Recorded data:
+---+

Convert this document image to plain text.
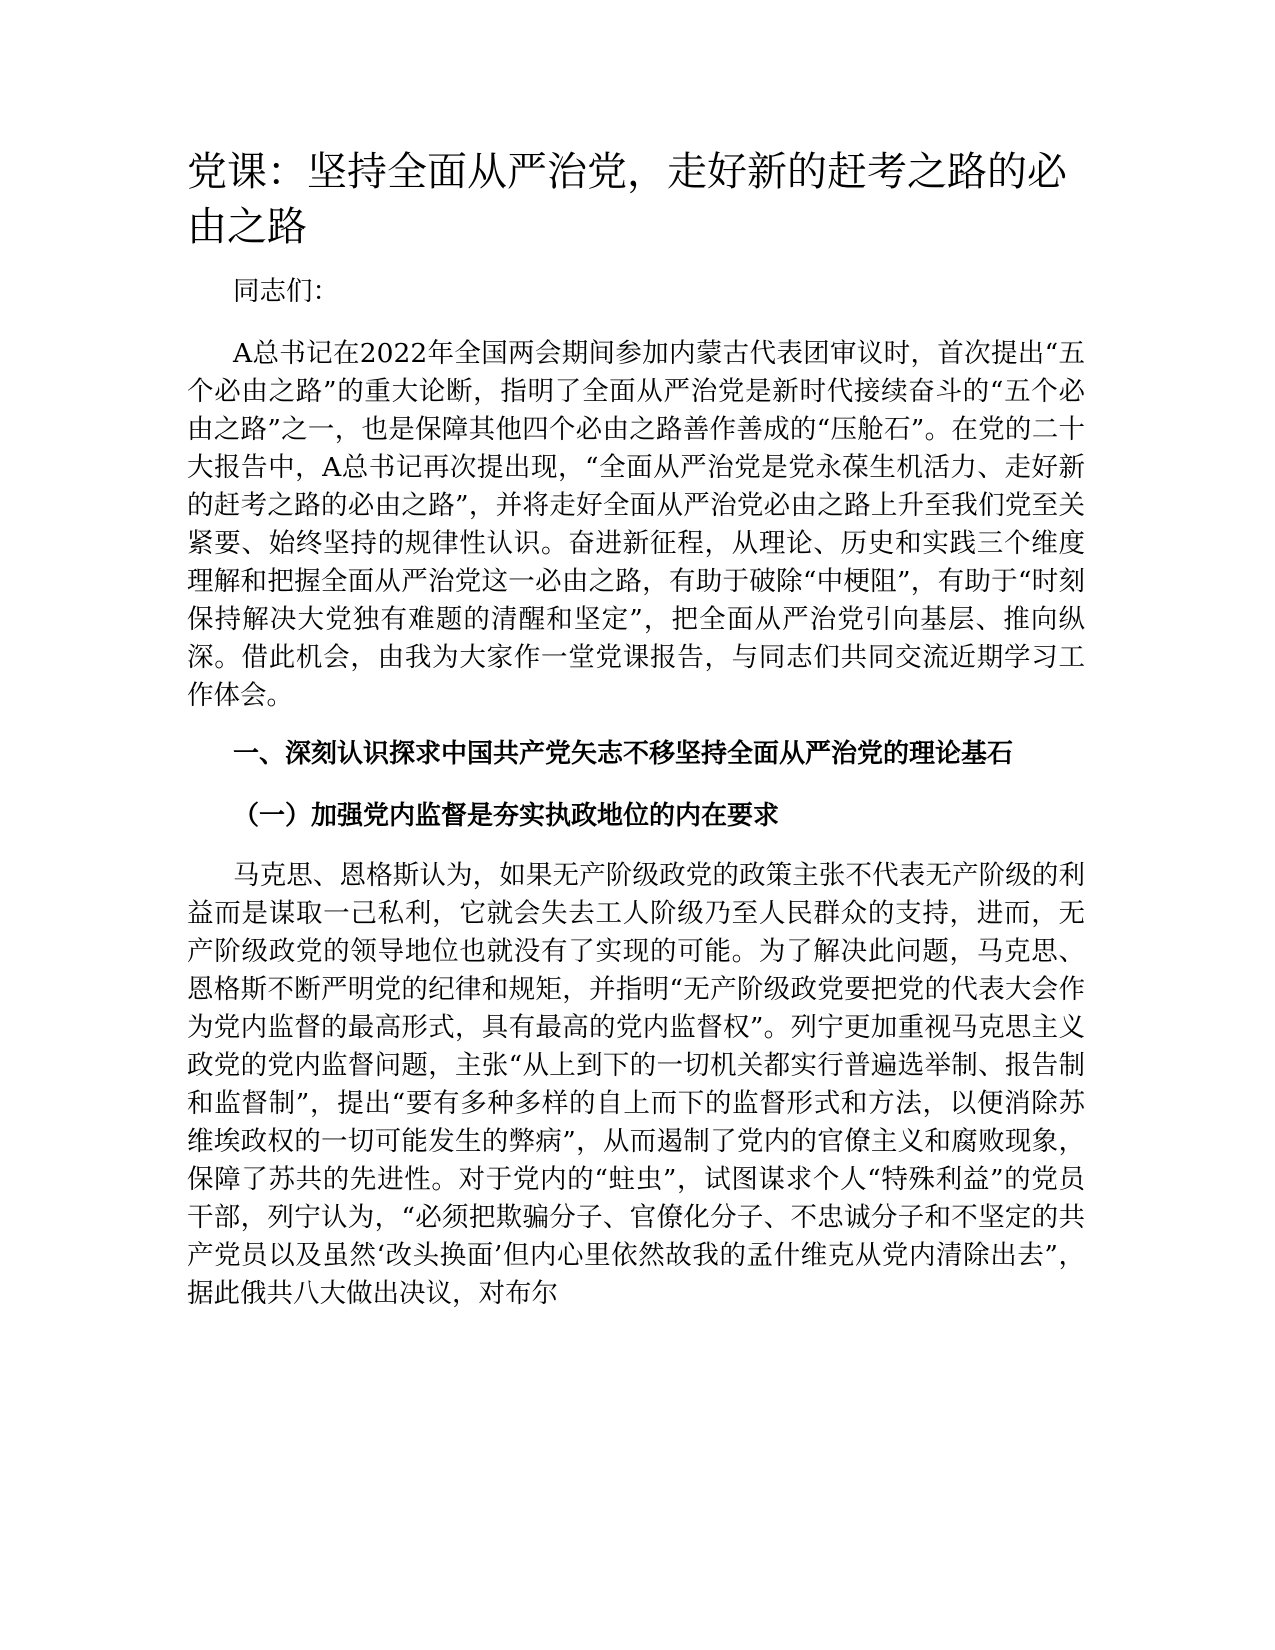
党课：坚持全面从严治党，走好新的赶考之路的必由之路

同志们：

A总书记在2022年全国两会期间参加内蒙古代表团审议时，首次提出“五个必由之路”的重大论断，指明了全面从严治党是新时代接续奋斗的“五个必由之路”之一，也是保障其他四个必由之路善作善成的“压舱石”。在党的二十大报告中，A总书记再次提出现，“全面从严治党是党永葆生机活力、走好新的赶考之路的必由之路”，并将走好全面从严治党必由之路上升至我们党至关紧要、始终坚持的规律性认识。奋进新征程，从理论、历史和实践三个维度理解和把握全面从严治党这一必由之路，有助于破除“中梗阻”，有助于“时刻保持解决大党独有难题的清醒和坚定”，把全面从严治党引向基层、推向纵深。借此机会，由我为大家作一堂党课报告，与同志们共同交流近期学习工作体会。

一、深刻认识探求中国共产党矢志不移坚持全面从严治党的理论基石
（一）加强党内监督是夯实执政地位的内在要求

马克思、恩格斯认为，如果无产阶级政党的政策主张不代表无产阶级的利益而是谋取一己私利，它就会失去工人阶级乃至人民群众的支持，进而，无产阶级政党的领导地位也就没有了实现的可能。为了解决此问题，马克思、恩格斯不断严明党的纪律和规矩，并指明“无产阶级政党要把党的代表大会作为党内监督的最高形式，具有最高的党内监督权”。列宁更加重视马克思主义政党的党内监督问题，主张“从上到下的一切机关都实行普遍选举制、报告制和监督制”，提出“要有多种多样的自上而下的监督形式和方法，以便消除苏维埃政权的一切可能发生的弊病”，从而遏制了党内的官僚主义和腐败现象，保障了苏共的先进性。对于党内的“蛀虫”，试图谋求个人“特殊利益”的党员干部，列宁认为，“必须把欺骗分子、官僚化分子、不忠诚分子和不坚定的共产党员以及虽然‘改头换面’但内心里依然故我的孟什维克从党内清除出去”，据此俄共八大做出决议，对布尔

+---+

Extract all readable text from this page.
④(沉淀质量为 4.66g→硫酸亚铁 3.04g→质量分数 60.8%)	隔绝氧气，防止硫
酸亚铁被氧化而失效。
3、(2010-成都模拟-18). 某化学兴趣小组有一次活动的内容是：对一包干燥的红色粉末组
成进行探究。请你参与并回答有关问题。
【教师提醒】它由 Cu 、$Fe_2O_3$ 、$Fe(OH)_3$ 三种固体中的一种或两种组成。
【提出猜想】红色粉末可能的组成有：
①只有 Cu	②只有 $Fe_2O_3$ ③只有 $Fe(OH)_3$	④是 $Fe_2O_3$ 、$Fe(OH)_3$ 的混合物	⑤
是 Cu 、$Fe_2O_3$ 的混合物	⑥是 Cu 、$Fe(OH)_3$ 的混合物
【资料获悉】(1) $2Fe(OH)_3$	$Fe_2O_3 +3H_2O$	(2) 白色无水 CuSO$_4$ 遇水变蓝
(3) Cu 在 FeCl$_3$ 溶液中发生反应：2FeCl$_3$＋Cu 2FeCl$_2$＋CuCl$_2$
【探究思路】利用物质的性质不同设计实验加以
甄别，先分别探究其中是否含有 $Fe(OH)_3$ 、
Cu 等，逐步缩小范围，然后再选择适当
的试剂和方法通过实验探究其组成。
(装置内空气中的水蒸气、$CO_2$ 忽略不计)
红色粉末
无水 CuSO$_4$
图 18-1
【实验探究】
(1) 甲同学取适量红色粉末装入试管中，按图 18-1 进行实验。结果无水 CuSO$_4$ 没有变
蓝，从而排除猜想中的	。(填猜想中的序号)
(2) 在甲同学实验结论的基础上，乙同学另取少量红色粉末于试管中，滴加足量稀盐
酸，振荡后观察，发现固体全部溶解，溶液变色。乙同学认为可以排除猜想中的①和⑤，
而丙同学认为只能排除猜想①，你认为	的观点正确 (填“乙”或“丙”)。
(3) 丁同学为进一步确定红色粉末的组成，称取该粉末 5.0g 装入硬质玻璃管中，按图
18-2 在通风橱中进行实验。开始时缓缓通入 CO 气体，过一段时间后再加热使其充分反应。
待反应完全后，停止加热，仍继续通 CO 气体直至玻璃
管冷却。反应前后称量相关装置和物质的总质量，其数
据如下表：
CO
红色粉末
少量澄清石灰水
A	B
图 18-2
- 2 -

+---+

- [Task brief] Note every line above where the string "this" shows up, and copy those lines.

- [Solution to the problem]
Convert this document image to plain text.
Extract all readable text from this page.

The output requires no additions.